* Exercise *
All of the material below is to be returned exactly.

* Data shown *
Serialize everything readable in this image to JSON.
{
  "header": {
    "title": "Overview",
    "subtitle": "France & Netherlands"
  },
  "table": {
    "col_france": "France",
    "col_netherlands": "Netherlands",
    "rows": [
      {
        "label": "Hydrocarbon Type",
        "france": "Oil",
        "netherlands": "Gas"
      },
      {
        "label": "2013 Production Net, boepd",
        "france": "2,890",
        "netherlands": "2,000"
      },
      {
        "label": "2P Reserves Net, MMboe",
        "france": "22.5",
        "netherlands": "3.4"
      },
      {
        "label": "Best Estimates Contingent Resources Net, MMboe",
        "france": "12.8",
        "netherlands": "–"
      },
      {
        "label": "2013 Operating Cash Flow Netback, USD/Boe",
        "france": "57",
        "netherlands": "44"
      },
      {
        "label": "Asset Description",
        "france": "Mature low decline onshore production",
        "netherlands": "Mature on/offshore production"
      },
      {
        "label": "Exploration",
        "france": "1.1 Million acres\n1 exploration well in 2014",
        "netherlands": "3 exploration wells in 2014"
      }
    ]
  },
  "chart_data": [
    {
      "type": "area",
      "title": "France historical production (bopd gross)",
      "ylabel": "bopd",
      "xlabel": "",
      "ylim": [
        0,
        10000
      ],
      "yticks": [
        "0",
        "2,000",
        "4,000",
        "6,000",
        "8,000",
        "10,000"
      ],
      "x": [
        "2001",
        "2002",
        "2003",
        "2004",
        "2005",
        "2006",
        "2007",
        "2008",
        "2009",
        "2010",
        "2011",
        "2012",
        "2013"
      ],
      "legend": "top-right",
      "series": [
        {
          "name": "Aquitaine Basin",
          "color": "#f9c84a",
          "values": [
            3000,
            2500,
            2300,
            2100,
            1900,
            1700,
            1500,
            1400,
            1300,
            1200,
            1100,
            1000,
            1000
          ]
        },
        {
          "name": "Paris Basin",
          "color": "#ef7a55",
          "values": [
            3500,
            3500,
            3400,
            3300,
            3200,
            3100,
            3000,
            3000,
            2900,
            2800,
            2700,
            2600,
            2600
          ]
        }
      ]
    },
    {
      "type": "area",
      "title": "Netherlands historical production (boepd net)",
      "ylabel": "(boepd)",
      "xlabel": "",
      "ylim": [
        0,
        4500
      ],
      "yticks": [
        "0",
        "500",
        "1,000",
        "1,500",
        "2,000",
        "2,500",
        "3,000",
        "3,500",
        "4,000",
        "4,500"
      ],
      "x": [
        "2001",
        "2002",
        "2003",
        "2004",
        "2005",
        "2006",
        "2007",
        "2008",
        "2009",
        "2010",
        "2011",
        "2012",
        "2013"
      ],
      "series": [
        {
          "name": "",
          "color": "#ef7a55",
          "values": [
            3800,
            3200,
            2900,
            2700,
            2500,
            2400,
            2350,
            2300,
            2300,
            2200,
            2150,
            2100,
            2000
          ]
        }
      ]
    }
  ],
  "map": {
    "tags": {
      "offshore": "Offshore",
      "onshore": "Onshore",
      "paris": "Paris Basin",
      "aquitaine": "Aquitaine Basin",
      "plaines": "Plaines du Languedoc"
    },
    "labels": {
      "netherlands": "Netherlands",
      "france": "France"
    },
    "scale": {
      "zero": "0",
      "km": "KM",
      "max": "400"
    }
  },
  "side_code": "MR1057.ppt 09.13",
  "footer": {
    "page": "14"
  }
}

* Worked answer *
Serialize everything readable in this image to JSON.
{
  "header": {
    "title": "Overview",
    "subtitle": "France & Netherlands"
  },
  "table": {
    "col_france": "France",
    "col_netherlands": "Netherlands",
    "rows": [
      {
        "label": "Hydrocarbon Type",
        "france": "Oil",
        "netherlands": "Gas"
      },
      {
        "label": "2013 Production Net, boepd",
        "france": "2,890",
        "netherlands": "2,000"
      },
      {
        "label": "2P Reserves Net, MMboe",
        "france": "22.5",
        "netherlands": "3.4"
      },
      {
        "label": "Best Estimates Contingent Resources Net, MMboe",
        "france": "12.8",
        "netherlands": "–"
      },
      {
        "label": "2013 Operating Cash Flow Netback, USD/Boe",
        "france": "57",
        "netherlands": "44"
      },
      {
        "label": "Asset Description",
        "france": "Mature low decline onshore production",
        "netherlands": "Mature on/offshore production"
      },
      {
        "label": "Exploration",
        "france": "1.1 Million acres\n1 exploration well in 2014",
        "netherlands": "3 exploration wells in 2014"
      }
    ]
  },
  "chart_data": [
    {
      "type": "area",
      "title": "France historical production (bopd gross)",
      "ylabel": "bopd",
      "xlabel": "",
      "ylim": [
        0,
        10000
      ],
      "yticks": [
        "0",
        "2,000",
        "4,000",
        "6,000",
        "8,000",
        "10,000"
      ],
      "x": [
        "2001",
        "2002",
        "2003",
        "2004",
        "2005",
        "2006",
        "2007",
        "2008",
        "2009",
        "2010",
        "2011",
        "2012",
        "2013"
      ],
      "legend": "top-right",
      "series": [
        {
          "name": "Aquitaine Basin",
          "color": "#f9c84a",
          "values": [
            3000,
            2500,
            2300,
            2100,
            1900,
            1700,
            1500,
            1400,
            1300,
            1200,
            1100,
            1000,
            1000
          ]
        },
        {
          "name": "Paris Basin",
          "color": "#ef7a55",
          "values": [
            3500,
            3500,
            3400,
            3300,
            3200,
            3100,
            3000,
            3000,
            2900,
            2800,
            2700,
            2600,
            2600
          ]
        }
      ]
    },
    {
      "type": "area",
      "title": "Netherlands historical production (boepd net)",
      "ylabel": "(boepd)",
      "xlabel": "",
      "ylim": [
        0,
        4500
      ],
      "yticks": [
        "0",
        "500",
        "1,000",
        "1,500",
        "2,000",
        "2,500",
        "3,000",
        "3,500",
        "4,000",
        "4,500"
      ],
      "x": [
        "2001",
        "2002",
        "2003",
        "2004",
        "2005",
        "2006",
        "2007",
        "2008",
        "2009",
        "2010",
        "2011",
        "2012",
        "2013"
      ],
      "series": [
        {
          "name": "",
          "color": "#ef7a55",
          "values": [
            3800,
            3200,
            2900,
            2700,
            2500,
            2400,
            2350,
            2300,
            2300,
            2200,
            2150,
            2100,
            2000
          ]
        }
      ]
    }
  ],
  "map": {
    "tags": {
      "offshore": "Offshore",
      "onshore": "Onshore",
      "paris": "Paris Basin",
      "aquitaine": "Aquitaine Basin",
      "plaines": "Plaines du Languedoc"
    },
    "labels": {
      "netherlands": "Netherlands",
      "france": "France"
    },
    "scale": {
      "zero": "0",
      "km": "KM",
      "max": "400"
    }
  },
  "side_code": "MR1057.ppt 09.13",
  "footer": {
    "page": "14"
  }
}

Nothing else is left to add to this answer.